-- Start of DATASET ENTRIES --

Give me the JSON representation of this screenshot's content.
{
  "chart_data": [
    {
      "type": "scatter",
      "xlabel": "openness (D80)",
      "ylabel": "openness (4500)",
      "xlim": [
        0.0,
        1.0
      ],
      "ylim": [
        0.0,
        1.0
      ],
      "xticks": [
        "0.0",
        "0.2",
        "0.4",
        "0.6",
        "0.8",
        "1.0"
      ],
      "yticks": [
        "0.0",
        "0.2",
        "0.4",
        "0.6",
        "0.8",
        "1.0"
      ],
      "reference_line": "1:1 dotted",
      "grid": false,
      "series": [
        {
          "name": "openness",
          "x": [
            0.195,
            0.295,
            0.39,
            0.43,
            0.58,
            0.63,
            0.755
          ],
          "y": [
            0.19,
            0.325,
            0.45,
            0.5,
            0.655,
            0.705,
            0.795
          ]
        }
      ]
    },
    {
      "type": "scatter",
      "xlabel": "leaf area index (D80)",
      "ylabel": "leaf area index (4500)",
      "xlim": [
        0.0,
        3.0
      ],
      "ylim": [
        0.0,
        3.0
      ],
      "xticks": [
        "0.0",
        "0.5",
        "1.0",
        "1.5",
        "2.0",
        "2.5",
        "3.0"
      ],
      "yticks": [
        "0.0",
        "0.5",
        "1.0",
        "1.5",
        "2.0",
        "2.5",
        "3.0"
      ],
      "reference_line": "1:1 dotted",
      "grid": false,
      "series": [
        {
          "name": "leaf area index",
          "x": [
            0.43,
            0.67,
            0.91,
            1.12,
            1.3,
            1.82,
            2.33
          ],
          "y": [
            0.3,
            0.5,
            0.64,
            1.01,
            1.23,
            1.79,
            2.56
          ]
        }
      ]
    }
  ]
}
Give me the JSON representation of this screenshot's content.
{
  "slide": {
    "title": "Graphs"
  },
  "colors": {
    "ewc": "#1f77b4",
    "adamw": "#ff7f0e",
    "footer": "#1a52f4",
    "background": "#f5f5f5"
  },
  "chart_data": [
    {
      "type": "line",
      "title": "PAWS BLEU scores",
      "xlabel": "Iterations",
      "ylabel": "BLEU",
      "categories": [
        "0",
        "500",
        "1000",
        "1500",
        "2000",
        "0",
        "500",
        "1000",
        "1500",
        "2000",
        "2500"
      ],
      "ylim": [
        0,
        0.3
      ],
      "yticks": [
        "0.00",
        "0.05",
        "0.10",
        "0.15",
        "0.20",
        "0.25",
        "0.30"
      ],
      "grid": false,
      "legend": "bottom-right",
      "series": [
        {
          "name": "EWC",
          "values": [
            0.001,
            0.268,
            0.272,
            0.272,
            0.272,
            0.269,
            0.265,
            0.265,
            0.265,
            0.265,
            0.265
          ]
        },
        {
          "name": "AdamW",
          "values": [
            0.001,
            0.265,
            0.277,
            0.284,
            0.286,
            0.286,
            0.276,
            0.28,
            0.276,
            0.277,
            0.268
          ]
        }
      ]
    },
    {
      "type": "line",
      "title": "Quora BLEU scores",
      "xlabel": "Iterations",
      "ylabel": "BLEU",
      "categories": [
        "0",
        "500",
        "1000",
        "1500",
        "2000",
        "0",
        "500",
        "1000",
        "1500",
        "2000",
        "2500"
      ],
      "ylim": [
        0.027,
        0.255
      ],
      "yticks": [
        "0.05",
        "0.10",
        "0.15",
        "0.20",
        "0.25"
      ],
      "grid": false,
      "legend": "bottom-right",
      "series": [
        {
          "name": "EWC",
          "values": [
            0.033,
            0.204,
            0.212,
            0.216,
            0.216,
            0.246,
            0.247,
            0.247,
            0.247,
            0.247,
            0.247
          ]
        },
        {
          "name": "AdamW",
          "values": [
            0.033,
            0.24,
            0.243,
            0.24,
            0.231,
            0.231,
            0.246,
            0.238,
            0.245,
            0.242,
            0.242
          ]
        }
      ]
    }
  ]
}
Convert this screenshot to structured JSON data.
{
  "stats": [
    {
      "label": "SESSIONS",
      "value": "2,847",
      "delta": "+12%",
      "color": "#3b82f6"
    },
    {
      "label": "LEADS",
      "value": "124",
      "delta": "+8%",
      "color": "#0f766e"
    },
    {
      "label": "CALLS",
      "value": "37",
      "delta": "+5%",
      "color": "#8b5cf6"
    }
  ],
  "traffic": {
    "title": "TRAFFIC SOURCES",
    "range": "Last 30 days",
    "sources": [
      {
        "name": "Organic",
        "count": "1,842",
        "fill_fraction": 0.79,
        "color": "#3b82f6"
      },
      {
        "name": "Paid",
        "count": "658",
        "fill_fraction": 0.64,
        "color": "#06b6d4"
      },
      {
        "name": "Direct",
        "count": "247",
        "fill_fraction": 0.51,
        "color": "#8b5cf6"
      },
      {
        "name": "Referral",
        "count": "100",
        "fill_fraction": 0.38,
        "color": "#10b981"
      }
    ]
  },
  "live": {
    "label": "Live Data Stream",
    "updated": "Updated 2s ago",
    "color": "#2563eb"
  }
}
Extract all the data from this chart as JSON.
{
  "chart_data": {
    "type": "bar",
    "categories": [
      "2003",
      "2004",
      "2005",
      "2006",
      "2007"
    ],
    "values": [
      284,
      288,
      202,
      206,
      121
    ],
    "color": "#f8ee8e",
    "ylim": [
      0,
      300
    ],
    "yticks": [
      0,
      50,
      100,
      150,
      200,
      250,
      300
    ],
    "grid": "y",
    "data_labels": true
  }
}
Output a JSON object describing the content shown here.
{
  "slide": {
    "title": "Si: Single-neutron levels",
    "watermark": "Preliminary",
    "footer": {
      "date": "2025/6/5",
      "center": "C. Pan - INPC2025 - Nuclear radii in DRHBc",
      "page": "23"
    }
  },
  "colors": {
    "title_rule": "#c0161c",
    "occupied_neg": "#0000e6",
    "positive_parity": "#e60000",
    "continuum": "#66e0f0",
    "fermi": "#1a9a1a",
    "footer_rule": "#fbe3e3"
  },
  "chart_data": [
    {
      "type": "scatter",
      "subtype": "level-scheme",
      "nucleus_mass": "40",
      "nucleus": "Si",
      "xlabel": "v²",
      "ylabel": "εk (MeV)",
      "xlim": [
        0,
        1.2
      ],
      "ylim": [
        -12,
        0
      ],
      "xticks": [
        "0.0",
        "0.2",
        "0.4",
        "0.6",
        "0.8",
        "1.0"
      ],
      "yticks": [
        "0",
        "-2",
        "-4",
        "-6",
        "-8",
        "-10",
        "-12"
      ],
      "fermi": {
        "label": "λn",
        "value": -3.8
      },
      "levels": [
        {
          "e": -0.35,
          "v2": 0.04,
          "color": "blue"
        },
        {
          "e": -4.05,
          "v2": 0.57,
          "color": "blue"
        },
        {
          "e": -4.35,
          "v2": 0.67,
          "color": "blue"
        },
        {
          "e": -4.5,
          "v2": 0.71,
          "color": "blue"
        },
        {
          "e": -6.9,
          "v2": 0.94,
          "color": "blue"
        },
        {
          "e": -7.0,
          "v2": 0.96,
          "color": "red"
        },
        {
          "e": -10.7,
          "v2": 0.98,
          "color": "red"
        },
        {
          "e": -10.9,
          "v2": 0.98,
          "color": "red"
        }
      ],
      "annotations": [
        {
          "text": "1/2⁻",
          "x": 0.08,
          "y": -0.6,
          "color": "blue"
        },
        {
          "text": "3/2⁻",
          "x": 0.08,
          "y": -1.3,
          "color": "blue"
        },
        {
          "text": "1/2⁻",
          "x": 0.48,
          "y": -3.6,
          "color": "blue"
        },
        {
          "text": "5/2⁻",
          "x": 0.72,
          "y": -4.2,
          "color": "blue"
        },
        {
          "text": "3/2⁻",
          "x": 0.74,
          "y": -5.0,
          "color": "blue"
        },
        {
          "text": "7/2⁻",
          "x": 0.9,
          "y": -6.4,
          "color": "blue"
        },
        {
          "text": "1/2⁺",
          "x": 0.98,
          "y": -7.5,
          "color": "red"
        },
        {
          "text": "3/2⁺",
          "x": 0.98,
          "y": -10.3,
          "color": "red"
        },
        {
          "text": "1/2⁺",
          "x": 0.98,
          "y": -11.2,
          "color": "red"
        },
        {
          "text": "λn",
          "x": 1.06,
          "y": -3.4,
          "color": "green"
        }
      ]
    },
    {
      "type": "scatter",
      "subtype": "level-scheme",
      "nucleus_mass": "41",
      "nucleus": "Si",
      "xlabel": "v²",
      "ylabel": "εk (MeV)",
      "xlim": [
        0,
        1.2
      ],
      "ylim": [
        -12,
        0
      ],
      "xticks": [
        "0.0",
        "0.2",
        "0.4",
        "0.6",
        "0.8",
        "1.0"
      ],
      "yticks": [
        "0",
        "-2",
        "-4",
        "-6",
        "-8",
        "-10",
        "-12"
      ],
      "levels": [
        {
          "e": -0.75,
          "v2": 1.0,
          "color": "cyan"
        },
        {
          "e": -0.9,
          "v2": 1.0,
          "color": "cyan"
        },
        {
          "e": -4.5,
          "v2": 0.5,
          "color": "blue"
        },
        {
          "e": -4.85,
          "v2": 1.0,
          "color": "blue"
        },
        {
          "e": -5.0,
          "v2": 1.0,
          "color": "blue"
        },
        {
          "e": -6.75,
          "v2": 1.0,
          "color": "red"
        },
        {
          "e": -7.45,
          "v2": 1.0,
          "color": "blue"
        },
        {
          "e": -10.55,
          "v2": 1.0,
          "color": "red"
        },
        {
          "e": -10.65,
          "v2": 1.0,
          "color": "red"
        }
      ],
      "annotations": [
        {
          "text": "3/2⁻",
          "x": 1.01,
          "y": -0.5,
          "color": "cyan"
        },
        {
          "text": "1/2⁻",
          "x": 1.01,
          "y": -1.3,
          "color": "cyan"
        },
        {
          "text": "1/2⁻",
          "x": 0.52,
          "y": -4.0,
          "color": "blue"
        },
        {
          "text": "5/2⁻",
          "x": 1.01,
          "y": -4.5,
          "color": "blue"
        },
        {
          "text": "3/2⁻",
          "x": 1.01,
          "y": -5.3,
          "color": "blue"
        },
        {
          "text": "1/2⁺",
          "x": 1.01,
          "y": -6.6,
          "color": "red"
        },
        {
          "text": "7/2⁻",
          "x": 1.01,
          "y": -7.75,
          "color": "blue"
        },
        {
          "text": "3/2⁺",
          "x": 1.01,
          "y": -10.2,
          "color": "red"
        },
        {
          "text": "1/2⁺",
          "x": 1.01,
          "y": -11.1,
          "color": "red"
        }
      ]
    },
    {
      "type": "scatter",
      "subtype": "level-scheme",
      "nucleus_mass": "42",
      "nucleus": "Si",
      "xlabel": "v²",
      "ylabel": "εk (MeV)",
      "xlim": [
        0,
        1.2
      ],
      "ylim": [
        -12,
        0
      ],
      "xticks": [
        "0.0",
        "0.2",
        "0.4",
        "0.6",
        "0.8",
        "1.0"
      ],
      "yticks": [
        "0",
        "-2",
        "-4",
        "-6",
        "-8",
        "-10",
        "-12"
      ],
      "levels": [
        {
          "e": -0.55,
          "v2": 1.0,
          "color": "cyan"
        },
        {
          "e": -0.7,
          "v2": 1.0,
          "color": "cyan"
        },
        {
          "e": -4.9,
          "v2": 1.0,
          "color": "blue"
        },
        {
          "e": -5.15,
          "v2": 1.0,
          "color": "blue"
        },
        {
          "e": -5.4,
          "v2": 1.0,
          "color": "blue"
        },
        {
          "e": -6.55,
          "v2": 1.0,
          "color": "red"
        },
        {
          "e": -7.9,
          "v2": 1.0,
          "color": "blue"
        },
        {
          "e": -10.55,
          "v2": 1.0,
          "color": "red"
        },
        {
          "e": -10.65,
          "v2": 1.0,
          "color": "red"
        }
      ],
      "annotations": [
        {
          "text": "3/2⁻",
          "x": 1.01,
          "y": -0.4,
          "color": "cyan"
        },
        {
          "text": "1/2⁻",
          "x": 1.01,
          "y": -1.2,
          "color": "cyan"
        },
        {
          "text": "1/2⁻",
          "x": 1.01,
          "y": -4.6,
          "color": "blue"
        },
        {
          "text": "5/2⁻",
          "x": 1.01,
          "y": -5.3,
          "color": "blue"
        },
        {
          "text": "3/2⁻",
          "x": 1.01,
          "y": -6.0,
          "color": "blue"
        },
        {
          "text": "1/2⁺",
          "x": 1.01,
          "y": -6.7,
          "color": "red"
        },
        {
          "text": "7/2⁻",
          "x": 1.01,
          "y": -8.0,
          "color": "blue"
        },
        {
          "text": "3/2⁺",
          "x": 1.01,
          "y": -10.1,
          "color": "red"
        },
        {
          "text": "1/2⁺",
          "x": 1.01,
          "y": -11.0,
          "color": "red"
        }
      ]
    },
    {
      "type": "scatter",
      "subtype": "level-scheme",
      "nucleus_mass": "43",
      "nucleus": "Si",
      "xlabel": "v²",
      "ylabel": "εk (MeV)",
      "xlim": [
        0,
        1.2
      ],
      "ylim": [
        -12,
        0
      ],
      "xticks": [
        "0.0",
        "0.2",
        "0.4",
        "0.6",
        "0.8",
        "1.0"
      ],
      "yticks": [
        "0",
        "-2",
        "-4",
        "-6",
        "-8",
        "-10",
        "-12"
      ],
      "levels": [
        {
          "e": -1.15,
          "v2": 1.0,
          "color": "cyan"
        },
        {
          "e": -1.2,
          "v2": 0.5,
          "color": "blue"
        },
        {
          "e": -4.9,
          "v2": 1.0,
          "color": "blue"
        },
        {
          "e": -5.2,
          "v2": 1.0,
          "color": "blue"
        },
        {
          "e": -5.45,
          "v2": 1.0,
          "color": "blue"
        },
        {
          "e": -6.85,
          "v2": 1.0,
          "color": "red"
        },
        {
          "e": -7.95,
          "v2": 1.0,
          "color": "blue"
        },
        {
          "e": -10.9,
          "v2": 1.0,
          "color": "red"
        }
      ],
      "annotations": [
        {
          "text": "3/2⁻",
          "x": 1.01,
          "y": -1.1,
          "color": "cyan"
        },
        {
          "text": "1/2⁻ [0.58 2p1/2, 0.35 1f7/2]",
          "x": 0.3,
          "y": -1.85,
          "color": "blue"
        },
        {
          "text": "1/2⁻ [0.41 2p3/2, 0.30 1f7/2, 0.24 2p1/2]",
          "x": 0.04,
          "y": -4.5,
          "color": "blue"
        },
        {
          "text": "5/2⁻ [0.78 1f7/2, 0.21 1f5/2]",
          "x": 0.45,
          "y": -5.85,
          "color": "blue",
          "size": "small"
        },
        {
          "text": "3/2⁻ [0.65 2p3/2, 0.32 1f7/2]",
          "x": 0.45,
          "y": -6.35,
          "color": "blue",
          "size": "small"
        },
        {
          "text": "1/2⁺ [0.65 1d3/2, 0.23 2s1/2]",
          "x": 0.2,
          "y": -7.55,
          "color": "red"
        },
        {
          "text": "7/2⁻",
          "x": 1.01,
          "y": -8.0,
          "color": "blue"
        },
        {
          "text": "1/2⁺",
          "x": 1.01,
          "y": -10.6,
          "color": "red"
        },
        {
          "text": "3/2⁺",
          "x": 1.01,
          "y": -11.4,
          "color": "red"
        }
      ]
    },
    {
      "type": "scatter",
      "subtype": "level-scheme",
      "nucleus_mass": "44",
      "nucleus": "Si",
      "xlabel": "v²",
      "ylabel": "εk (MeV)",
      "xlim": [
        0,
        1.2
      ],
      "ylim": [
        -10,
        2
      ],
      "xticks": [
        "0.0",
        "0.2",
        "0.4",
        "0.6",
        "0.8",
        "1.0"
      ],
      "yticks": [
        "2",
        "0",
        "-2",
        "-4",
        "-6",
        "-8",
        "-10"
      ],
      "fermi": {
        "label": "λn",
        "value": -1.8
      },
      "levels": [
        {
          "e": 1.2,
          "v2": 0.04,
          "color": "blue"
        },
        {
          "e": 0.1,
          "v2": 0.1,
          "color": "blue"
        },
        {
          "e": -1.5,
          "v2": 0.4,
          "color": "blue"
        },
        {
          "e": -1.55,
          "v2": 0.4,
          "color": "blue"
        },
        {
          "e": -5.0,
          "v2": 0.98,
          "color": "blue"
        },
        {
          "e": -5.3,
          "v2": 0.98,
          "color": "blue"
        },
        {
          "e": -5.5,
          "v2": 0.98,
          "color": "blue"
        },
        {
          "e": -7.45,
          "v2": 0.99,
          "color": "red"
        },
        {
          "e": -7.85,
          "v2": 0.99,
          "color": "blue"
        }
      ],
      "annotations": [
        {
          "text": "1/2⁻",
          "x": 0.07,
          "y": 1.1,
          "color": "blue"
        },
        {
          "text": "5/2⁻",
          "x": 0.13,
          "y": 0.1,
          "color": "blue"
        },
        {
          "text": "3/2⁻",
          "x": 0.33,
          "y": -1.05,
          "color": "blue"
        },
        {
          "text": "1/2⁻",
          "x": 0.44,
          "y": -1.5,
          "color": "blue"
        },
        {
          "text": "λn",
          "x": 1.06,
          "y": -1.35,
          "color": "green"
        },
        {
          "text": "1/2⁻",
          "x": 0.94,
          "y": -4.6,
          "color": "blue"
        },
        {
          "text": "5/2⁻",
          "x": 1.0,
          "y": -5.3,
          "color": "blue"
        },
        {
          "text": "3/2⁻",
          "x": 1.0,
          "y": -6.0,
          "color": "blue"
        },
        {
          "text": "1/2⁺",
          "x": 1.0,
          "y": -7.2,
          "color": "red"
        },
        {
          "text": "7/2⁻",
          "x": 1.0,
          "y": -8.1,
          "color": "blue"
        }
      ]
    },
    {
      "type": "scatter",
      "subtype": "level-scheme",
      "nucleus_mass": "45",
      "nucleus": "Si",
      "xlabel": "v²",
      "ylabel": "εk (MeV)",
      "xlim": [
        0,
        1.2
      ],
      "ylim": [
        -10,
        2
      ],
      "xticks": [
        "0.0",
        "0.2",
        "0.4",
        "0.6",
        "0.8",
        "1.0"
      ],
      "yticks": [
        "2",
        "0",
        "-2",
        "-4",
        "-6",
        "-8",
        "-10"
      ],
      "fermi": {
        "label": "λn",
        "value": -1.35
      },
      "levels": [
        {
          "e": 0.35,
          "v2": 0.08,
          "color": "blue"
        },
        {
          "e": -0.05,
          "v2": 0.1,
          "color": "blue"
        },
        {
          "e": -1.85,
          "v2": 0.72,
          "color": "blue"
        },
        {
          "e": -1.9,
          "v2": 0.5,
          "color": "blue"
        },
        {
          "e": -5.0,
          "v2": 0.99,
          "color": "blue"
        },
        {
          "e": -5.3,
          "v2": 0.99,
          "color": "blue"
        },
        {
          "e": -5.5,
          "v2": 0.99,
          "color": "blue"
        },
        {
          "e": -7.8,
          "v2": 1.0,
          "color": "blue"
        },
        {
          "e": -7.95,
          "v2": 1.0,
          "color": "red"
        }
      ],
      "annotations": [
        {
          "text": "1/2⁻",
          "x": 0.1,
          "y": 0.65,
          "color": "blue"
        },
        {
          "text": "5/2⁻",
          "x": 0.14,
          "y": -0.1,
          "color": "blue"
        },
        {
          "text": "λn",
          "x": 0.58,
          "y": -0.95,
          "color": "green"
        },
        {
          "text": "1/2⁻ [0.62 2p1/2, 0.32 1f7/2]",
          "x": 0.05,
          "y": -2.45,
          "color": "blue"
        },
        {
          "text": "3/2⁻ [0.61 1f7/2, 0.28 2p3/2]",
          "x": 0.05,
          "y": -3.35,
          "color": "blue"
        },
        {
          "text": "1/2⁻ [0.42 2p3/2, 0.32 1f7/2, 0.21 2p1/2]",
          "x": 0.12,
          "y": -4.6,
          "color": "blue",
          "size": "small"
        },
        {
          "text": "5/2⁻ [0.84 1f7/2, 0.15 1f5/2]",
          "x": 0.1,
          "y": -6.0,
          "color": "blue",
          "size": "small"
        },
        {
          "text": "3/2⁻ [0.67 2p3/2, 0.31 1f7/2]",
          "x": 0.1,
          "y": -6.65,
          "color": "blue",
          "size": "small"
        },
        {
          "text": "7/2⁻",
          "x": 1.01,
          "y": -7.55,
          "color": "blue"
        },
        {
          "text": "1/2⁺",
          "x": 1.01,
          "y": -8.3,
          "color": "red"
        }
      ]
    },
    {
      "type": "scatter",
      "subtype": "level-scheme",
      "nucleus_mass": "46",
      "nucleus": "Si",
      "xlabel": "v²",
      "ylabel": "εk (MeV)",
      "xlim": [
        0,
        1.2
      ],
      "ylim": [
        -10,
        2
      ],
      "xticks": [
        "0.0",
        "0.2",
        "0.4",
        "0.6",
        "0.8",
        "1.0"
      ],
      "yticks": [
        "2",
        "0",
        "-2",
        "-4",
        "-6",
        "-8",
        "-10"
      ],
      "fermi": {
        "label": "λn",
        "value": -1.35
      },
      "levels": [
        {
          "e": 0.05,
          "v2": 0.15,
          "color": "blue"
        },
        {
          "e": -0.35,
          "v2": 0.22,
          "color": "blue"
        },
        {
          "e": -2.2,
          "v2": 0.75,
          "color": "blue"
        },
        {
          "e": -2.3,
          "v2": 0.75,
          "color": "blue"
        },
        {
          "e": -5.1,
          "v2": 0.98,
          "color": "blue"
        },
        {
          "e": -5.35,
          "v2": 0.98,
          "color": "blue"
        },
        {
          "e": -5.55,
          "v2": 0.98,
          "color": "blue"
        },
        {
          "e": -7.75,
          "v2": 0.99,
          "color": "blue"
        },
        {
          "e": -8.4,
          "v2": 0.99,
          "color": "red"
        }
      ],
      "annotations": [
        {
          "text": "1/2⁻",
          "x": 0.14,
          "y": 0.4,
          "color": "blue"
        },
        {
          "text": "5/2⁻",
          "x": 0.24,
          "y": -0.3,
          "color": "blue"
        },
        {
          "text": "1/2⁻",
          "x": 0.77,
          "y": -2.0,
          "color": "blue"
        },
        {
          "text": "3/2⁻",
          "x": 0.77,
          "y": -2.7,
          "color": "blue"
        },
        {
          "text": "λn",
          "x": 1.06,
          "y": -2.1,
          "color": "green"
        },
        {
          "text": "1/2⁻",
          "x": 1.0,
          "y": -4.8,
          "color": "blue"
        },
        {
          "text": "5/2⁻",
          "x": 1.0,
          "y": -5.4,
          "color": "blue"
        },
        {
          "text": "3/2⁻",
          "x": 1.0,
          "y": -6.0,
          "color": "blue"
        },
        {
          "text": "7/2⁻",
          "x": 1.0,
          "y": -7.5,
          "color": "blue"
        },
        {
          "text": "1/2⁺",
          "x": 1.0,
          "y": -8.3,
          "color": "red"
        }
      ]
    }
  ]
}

-- End of DATASET ENTRIES --

Find the string "this" in the listing and return every line that holds it.

§ **TASK RESULT**:
Give me the JSON representation of this screenshot's content.
Give me the JSON representation of this screenshot's content.
Convert this screenshot to structured JSON data.
Extract all the data from this chart as JSON.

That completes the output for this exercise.